**List of tasks**
[A] In the housefly study text, list each egg load tested on the larval development substrates.
[B] Condense the paragraph of the housefly study text beginning "Insects used in this experiment originated" into a short bulleted list that keeps its main facts.
[C] Transcribe the housefly study text word for word, starting at "2. Materials and" and ending at "of 60–70% [40,54].".
Source text below:
It has been reported that housefly larvae have a high crude protein content (40 to 60% DM) and lipid content (9 to 25% DM) [49] and lysine and methionine (the two most limiting essential amino acids) were found to be higher in maggot meal than in fish meal and other conventional protein sources [50]. It is also show that the fatty acid profile of housefly larvae is suitable for broiler growth [51]. It was reported that the bioconversion of waste with housefly larvae offered a digested residue which can be used as a quality biofertilizer to improve soil quality, increase crop yields and reduce the use of chemical fertilizers [43]. In addition, this digested residue can be sold and thus create revenue [52]. All these advantages linked to the waste management using the housefly may well benefit poor countries as Niger which has low financial means and a population with strong demographic growth generating more and more important quantities of waste and where poultry farming is an activity practiced by more than 80% of the population in Niger [53].
The current study aims to evaluate the impact of different eggs load of M. domestica on maggot development and waste reduction, using three different substrates for larval development. The hypothesis is that waste reduction and larval yield increase with egg load regardless of the larval development substrate used.

2. Materials and Methods

2.1. House Fly Colony

Insects used in this experiment originated from the mass breeding of M. domestica at the Faculty of Agronomy in Abdou Moumouni University (Niamey, Niger). Five breeding cages (75 × 75 × 115 cm BugDorm, Mega View Science, Taichung, Taiwan) were used to maintain breeding. Each cage contained 25,000 reared M. domestica pupae corresponding to a storage density of approximately 2.8 cm3 per fly [40]. Cotton soaked in a mixture of powdered milk and granulated sugar (ratio 1:1), and sponges soaked in sweet water placed in plastic containers were used as food for the adults. The cages were placed in a room with photoperiod of 12 h light and 12 h dark (12:12 L:D), temperature of 25 ± 2 °C, and relative humidity (RH) of 60–70% [40,54].

2.2. Effect of Egg Load on Larval Productivity

Five days after adult emergence, plastic containers (83 mm diameter and 3 cm height) containing a mixture of water, wheat bran, and granulated sugar (2:1; 70% moisture) covered with filter paper (grade: 50, circular, porosity: 2.7 µm; Whatman, La Chapelle-sur-Erdre, France) were placed in colony cages as spawning medium [40]. Flies were allowed to lay eggs for 8 h (8.00 to 16.00 h). Filter paper was used just to prevent flies from laying eggs on the mixture of fermented wheat bran and granulated sugar as spawning medium and allow easy collection of eggs. The eggs were weighed on a balance (0.001 g, Sartorius, Goettingen, Germany) using a fine brush in the breeding room where humidity is kept relatively high (60–70% RH) to avoid desiccation of the eggs and water loss from larval medium [55]. Four different egg loads (i.e., 1.25, 2.5, 5 and 10 mg), similar to egg load used on cattle manure by [37], were tested on three different substrates: millet bran, wheat bran, and cow dung. Millet bran and wheat bran are the less expensive or even free substrate from household waste and these substrates are the most accessible and available products in UCN. Cow dung is the most common materials found in UCN. Twenty grams of dry substrate was used and the humidity of the different substrates was kept at 70% by adding tap water. Each egg load was incorporated in the substrate per replicate (n = 3). All maggots were reared in plastic containers (17.20 × 11.50 × 6.00 cm, AVA, Temse, Belgium) covered with a transparent lid with a fine tissue for ventilation. Containers were randomly arranged at half-height on a board. The experiment was implemented under the same environmental conditions as the rearing of adults (26 °C ± 2 °C; 60–70% RH and 12:12 L:D).
End of Source text.
Extracted material below:
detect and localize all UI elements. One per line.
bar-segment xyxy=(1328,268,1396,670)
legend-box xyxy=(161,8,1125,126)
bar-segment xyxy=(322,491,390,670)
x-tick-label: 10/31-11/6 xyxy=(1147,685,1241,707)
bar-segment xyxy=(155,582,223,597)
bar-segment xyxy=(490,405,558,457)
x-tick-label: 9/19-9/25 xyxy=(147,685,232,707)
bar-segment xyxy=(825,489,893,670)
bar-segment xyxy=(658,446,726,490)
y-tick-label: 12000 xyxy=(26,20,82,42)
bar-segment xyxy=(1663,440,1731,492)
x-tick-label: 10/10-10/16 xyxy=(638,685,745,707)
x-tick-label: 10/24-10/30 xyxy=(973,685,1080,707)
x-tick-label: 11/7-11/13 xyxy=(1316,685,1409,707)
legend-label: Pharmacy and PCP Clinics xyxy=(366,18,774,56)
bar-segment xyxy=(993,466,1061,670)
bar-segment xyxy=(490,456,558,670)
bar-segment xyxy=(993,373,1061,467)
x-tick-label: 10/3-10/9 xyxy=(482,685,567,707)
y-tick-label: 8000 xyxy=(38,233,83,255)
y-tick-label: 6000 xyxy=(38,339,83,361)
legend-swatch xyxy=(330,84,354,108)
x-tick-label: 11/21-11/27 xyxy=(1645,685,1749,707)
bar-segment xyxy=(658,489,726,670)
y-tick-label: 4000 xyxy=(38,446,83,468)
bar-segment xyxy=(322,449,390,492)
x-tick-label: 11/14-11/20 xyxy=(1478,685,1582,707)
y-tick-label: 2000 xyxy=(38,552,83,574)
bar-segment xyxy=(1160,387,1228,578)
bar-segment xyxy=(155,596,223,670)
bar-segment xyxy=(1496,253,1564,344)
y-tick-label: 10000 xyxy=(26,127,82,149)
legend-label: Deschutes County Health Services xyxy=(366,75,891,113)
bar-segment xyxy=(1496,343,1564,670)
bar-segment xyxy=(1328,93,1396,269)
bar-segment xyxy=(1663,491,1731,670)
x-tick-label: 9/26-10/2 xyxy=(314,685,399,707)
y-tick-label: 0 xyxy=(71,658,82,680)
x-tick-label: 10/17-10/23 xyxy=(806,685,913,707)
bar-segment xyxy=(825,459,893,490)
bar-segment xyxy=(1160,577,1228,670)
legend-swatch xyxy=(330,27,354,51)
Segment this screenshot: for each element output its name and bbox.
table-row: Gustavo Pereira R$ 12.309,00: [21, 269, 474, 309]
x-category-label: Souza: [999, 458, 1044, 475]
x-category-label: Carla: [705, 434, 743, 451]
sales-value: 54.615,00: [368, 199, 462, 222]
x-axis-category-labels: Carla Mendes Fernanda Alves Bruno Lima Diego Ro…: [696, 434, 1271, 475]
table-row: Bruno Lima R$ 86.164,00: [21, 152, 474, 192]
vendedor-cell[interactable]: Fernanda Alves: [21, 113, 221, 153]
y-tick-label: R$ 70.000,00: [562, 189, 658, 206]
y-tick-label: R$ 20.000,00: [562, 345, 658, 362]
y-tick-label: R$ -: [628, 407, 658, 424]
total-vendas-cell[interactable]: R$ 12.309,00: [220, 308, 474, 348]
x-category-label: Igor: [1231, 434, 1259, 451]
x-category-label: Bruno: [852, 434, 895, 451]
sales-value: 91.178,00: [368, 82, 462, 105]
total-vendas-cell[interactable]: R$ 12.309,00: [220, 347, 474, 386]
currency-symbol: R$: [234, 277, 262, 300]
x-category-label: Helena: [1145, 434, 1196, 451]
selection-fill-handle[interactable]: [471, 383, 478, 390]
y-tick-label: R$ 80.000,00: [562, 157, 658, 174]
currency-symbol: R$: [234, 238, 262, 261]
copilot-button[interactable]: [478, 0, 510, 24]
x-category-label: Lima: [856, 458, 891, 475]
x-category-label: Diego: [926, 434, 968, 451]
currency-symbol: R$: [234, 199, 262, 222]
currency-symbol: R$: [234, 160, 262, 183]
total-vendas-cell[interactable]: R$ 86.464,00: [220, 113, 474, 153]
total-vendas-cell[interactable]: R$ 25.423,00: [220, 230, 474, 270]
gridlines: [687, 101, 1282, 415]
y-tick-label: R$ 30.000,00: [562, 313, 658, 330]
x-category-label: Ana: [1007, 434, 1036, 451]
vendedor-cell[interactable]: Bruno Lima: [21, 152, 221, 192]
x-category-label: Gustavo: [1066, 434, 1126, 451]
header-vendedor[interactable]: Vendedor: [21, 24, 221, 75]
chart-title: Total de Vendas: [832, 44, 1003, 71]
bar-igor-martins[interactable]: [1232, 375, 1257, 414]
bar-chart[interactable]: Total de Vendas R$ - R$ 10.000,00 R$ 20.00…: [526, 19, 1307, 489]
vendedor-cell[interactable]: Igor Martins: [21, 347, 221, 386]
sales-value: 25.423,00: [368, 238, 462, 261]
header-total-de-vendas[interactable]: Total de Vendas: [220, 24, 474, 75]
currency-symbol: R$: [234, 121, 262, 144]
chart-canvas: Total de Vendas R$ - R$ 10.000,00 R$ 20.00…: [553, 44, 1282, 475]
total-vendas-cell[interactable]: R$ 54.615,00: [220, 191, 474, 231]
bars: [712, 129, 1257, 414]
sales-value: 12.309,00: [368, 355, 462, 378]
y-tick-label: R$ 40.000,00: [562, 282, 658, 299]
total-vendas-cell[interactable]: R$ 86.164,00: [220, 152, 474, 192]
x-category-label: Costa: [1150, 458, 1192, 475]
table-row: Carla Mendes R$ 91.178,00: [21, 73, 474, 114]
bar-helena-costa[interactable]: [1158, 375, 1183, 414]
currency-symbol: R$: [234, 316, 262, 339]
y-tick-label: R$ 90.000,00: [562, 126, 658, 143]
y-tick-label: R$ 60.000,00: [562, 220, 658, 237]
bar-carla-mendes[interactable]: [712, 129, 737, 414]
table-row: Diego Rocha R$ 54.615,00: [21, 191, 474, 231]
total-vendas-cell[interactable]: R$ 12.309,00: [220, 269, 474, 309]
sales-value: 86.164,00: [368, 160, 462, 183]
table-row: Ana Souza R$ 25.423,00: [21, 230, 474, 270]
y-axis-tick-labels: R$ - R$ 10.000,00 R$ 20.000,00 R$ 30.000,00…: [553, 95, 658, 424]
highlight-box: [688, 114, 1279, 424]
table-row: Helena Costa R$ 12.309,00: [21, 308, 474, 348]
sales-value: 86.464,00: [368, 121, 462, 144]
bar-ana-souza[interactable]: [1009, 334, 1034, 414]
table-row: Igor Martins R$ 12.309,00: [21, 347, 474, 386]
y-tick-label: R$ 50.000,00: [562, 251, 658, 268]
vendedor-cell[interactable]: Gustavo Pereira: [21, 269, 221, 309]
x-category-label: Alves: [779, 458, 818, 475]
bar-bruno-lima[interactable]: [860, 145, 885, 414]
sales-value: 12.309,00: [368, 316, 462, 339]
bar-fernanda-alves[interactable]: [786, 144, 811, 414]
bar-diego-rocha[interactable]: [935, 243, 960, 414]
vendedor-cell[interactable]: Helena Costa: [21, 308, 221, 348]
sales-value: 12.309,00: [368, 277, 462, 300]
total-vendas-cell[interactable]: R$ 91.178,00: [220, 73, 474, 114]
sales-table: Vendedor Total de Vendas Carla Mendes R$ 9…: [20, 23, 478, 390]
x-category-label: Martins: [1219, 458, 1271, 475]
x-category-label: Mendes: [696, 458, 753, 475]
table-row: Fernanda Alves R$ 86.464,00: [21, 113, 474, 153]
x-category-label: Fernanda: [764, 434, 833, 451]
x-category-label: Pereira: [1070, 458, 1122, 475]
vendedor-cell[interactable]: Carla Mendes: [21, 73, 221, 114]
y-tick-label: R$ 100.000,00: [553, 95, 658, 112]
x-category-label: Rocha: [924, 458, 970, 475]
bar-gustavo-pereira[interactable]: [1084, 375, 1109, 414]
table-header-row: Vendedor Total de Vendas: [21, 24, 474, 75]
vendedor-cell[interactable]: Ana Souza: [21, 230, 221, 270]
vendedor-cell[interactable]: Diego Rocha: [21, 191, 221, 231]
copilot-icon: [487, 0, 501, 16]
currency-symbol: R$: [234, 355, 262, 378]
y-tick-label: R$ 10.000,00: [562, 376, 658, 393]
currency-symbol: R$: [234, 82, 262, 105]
End of Extracted material.
**Task results**
[A]
- 1.25 mg
- 2.5 mg
- 5 mg
- 10 mg

[B]
- Source: mass breeding of M. domestica at the Faculty of Agronomy, Abdou Moumouni University (Niamey, Niger)
- Housing: five BugDorm breeding cages (75 × 75 × 115 cm), each with 25,000 pupae, about 2.8 cm3 per fly
- Adult food: cotton soaked in powdered milk and granulated sugar (1:1), plus sponges soaked in sweet water in plastic containers
- Room conditions: 12:12 L:D photoperiod, 25 ± 2 °C, 60–70% relative humidity

[C]
2. Materials and Methods

2.1. House Fly Colony

Insects used in this experiment originated from the mass breeding of M. domestica at the Faculty of Agronomy in Abdou Moumouni University (Niamey, Niger). Five breeding cages (75 × 75 × 115 cm BugDorm, Mega View Science, Taichung, Taiwan) were used to maintain breeding. Each cage contained 25,000 reared M. domestica pupae corresponding to a storage density of approximately 2.8 cm3 per fly [40]. Cotton soaked in a mixture of powdered milk and granulated sugar (ratio 1:1), and sponges soaked in sweet water placed in plastic containers were used as food for the adults. The cages were placed in a room with photoperiod of 12 h light and 12 h dark (12:12 L:D), temperature of 25 ± 2 °C, and relative humidity (RH) of 60–70% [40,54].